• What this exercise asks
- A) Write out the passage from the Jump London text starting at "Jump London is" and ending at "2006 Confessions Tour.".
- B) Name every French traceur that the Jump London text says the documentary followed.

• Source excerpt
start

= Jump London =

British Documentary

Jump London is a documentary first broadcast by Channel 4 about parkour and free running in September 2003, directed by Mike Christie and produced by Optomen Television. It later spawned a sequel, Jump Britain that first aired in January 2005. Both feature documentaries were directed by Mike Christie.

Jump London followed three French traceurs, Sébastien Foucan, Jérôme Ben Aoues, and Johann Vigroux, as they run around many of London's most famous landmarks, including Royal Albert Hall, Shakespeare's Globe Theatre, HMS Belfast, and many others.

Foucan subsequently appeared in Madonna's music video for "Jump" and choreographed and performed in her 2006 Confessions Tour.

end

• Information given
start

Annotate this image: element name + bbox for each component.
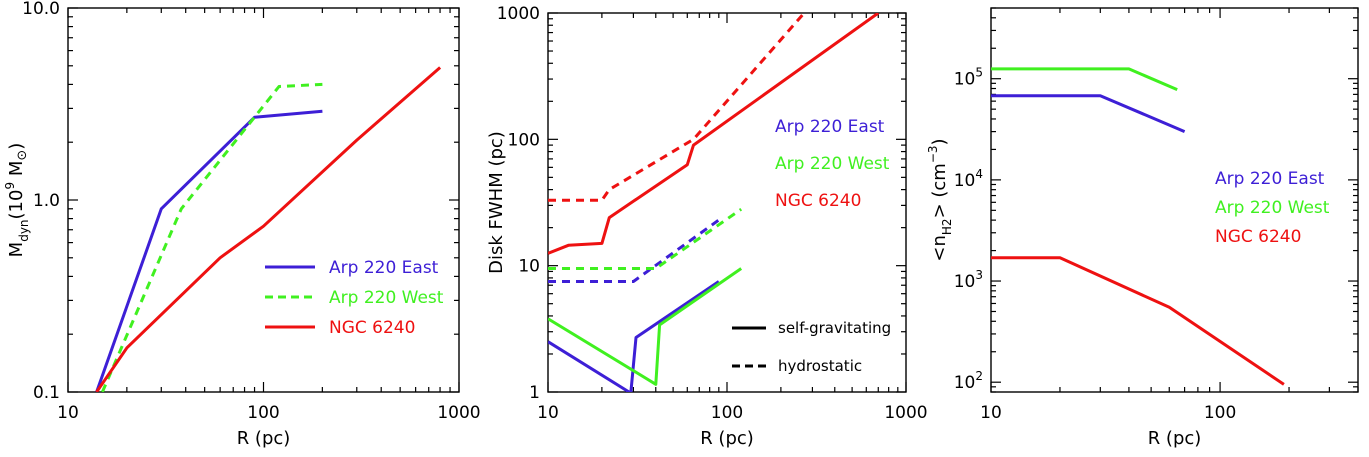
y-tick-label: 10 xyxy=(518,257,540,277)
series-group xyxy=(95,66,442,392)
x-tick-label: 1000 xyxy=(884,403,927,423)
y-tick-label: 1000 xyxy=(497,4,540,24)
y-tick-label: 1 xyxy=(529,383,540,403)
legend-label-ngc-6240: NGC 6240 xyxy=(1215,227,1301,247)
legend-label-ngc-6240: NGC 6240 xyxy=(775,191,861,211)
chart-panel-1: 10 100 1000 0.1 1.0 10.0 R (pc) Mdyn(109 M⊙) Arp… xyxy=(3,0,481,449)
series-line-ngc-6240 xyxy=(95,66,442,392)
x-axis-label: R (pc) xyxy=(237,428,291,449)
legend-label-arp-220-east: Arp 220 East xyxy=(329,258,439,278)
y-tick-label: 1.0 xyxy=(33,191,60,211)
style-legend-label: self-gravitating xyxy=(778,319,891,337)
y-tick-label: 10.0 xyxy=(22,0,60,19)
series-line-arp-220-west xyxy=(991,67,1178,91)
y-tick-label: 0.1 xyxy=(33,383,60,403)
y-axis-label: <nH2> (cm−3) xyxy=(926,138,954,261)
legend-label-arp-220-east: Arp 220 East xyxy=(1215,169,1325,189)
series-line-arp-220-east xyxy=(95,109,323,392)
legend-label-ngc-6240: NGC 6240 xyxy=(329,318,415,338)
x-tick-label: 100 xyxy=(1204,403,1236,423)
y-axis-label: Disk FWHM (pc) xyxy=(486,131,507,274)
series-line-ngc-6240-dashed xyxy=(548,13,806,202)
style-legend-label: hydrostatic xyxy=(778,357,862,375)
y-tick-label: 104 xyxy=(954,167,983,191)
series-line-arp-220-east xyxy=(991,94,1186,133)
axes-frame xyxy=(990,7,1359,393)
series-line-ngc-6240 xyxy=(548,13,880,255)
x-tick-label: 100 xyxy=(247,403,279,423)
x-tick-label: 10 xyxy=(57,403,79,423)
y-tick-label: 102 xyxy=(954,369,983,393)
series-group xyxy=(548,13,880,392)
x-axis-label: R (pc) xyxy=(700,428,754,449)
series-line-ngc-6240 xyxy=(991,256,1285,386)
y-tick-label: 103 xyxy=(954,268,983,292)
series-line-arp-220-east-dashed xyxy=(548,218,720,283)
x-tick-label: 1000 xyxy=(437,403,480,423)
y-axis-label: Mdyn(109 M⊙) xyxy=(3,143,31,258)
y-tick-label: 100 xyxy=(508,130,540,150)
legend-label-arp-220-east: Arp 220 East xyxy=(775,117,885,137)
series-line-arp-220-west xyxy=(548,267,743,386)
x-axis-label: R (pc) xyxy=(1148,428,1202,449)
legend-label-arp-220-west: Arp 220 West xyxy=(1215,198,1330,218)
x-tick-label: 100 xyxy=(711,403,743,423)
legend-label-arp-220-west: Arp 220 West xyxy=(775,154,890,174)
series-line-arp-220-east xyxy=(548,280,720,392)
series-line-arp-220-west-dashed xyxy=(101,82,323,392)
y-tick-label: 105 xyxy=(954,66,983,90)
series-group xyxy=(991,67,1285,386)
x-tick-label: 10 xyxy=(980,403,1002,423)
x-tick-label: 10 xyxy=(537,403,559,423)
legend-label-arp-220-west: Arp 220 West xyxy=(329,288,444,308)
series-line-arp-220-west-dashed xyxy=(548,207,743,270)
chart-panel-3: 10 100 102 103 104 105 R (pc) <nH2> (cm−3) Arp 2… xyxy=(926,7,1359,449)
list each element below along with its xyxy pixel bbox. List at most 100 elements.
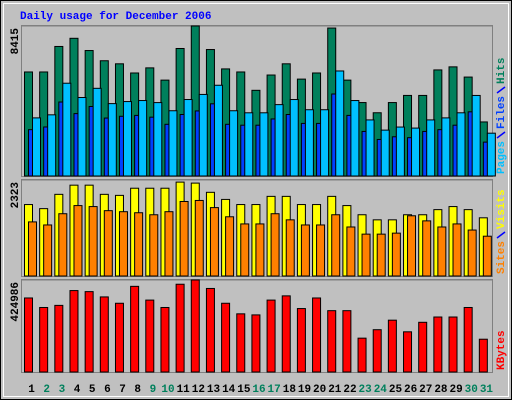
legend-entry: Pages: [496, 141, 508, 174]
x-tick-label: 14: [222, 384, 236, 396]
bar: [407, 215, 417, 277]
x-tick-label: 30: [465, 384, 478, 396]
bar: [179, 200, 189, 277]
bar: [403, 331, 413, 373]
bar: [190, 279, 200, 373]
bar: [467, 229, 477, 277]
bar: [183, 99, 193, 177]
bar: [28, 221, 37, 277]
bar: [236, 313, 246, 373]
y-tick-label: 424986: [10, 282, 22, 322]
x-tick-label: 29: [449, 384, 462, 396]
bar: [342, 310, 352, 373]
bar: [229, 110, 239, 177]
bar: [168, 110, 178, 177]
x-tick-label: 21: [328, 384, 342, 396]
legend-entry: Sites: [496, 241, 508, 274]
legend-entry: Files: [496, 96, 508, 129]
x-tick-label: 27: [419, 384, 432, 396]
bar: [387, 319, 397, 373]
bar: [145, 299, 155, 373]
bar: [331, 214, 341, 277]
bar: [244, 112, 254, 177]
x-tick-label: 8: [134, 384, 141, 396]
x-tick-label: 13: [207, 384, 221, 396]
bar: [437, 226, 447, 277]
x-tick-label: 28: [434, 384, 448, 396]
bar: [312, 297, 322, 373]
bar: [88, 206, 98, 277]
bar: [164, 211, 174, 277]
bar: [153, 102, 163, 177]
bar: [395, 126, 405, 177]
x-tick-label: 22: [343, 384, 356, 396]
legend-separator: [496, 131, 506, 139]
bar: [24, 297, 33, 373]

end

• Written responses
- A)
Jump London is a documentary first broadcast by Channel 4 about parkour and free running in September 2003, directed by Mike Christie and produced by Optomen Television. It later spawned a sequel, Jump Britain that first aired in January 2005. Both feature documentaries were directed by Mike Christie.

Jump London followed three French traceurs, Sébastien Foucan, Jérôme Ben Aoues, and Johann Vigroux, as they run around many of London's most famous landmarks, including Royal Albert Hall, Shakespeare's Globe Theatre, HMS Belfast, and many others.

Foucan subsequently appeared in Madonna's music video for "Jump" and choreographed and performed in her 2006 Confessions Tour.

- B) Sébastien Foucan, Jérôme Ben Aoues, Johann Vigroux